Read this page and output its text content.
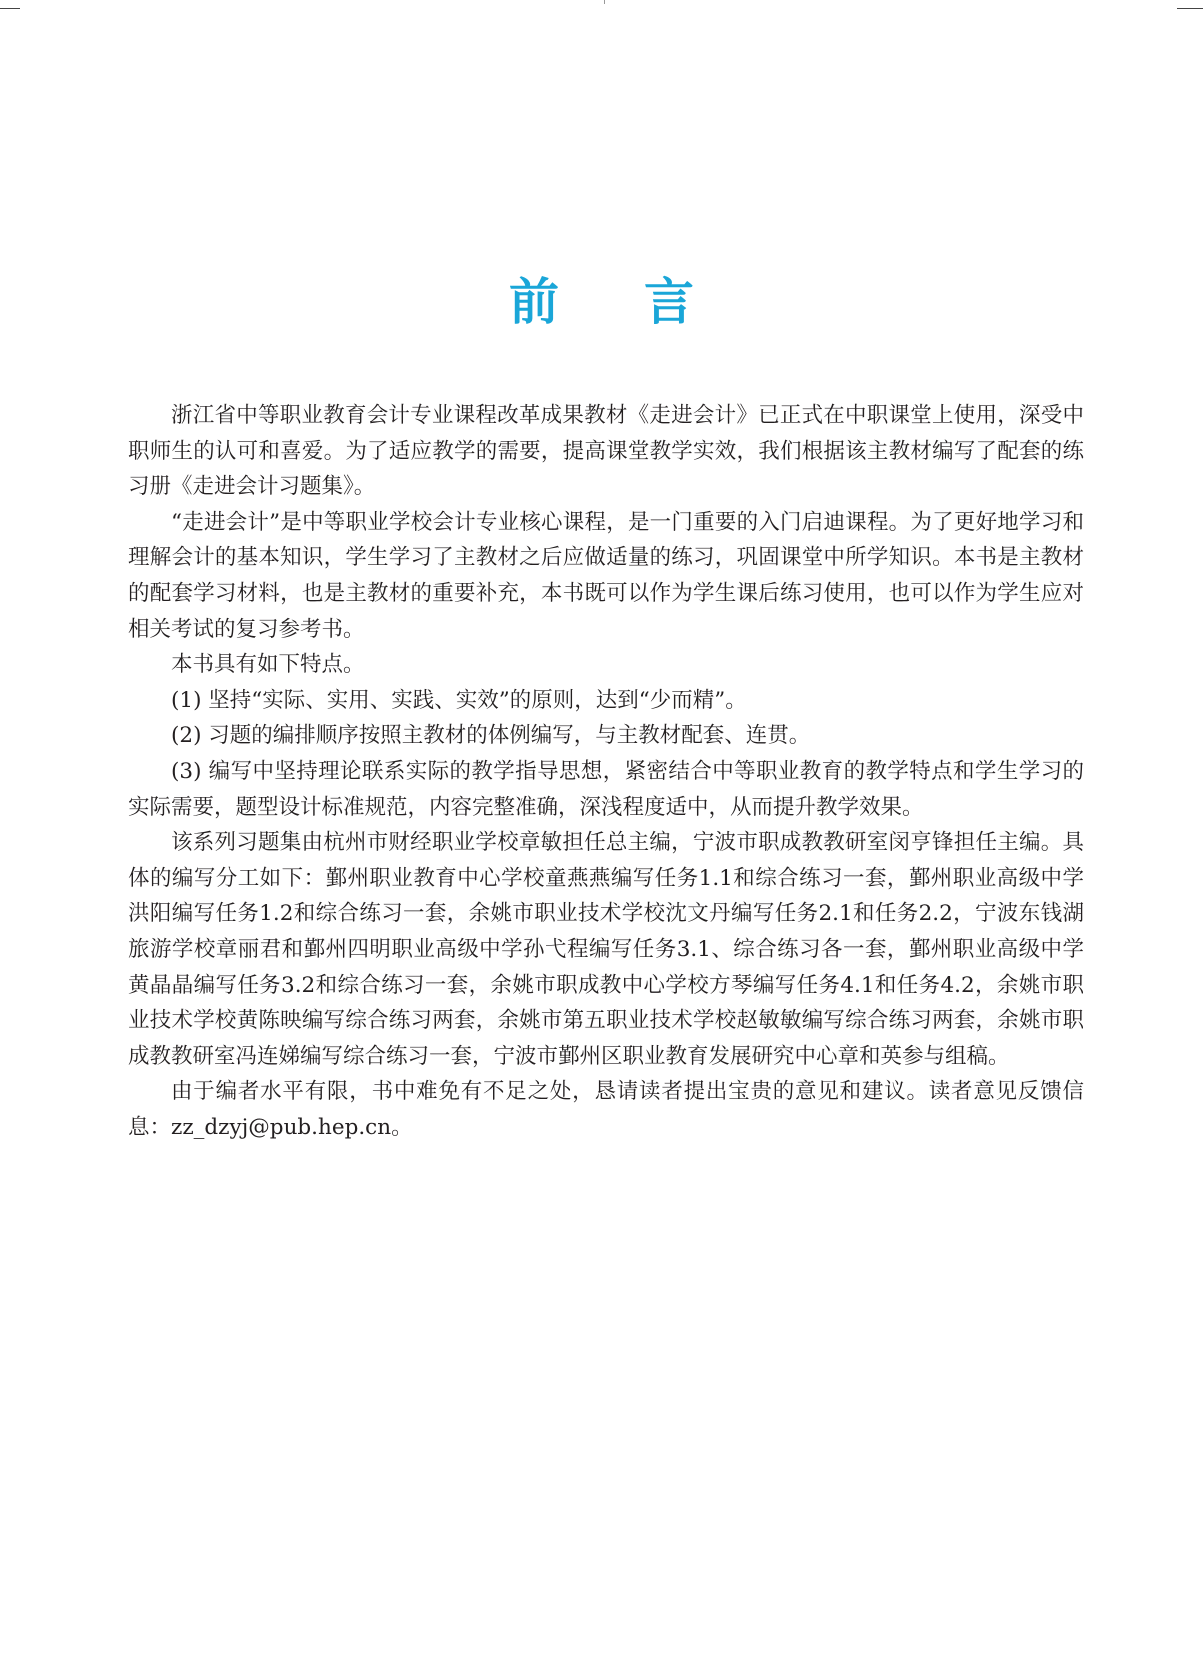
前言

浙江省中等职业教育会计专业课程改革成果教材《走进会计》已正式在中职课堂上使用，深受中职师生的认可和喜爱。为了适应教学的需要，提高课堂教学实效，我们根据该主教材编写了配套的练习册《走进会计习题集》。

“走进会计”是中等职业学校会计专业核心课程，是一门重要的入门启迪课程。为了更好地学习和理解会计的基本知识，学生学习了主教材之后应做适量的练习，巩固课堂中所学知识。本书是主教材的配套学习材料，也是主教材的重要补充，本书既可以作为学生课后练习使用，也可以作为学生应对相关考试的复习参考书。

本书具有如下特点。

(1) 坚持“实际、实用、实践、实效”的原则，达到“少而精”。

(2) 习题的编排顺序按照主教材的体例编写，与主教材配套、连贯。

(3) 编写中坚持理论联系实际的教学指导思想，紧密结合中等职业教育的教学特点和学生学习的实际需要，题型设计标准规范，内容完整准确，深浅程度适中，从而提升教学效果。

该系列习题集由杭州市财经职业学校章敏担任总主编，宁波市职成教教研室闵亨锋担任主编。具体的编写分工如下：鄞州职业教育中心学校童燕燕编写任务1.1和综合练习一套，鄞州职业高级中学洪阳编写任务1.2和综合练习一套，余姚市职业技术学校沈文丹编写任务2.1和任务2.2，宁波东钱湖旅游学校章丽君和鄞州四明职业高级中学孙弋程编写任务3.1、综合练习各一套，鄞州职业高级中学黄晶晶编写任务3.2和综合练习一套，余姚市职成教中心学校方琴编写任务4.1和任务4.2，余姚市职业技术学校黄陈映编写综合练习两套，余姚市第五职业技术学校赵敏敏编写综合练习两套，余姚市职成教教研室冯连娣编写综合练习一套，宁波市鄞州区职业教育发展研究中心章和英参与组稿。

由于编者水平有限，书中难免有不足之处，恳请读者提出宝贵的意见和建议。读者意见反馈信息：zz_dzyj@pub.hep.cn。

□ □ □

## Job:
Every record above should come back exactly, but without its pictures.

## Solution to this exercise:
Read this page and output its text content.
前言

浙江省中等职业教育会计专业课程改革成果教材《走进会计》已正式在中职课堂上使用，深受中职师生的认可和喜爱。为了适应教学的需要，提高课堂教学实效，我们根据该主教材编写了配套的练习册《走进会计习题集》。

“走进会计”是中等职业学校会计专业核心课程，是一门重要的入门启迪课程。为了更好地学习和理解会计的基本知识，学生学习了主教材之后应做适量的练习，巩固课堂中所学知识。本书是主教材的配套学习材料，也是主教材的重要补充，本书既可以作为学生课后练习使用，也可以作为学生应对相关考试的复习参考书。

本书具有如下特点。

(1) 坚持“实际、实用、实践、实效”的原则，达到“少而精”。

(2) 习题的编排顺序按照主教材的体例编写，与主教材配套、连贯。

(3) 编写中坚持理论联系实际的教学指导思想，紧密结合中等职业教育的教学特点和学生学习的实际需要，题型设计标准规范，内容完整准确，深浅程度适中，从而提升教学效果。

该系列习题集由杭州市财经职业学校章敏担任总主编，宁波市职成教教研室闵亨锋担任主编。具体的编写分工如下：鄞州职业教育中心学校童燕燕编写任务1.1和综合练习一套，鄞州职业高级中学洪阳编写任务1.2和综合练习一套，余姚市职业技术学校沈文丹编写任务2.1和任务2.2，宁波东钱湖旅游学校章丽君和鄞州四明职业高级中学孙弋程编写任务3.1、综合练习各一套，鄞州职业高级中学黄晶晶编写任务3.2和综合练习一套，余姚市职成教中心学校方琴编写任务4.1和任务4.2，余姚市职业技术学校黄陈映编写综合练习两套，余姚市第五职业技术学校赵敏敏编写综合练习两套，余姚市职成教教研室冯连娣编写综合练习一套，宁波市鄞州区职业教育发展研究中心章和英参与组稿。

由于编者水平有限，书中难免有不足之处，恳请读者提出宝贵的意见和建议。读者意见反馈信息：zz_dzyj@pub.hep.cn。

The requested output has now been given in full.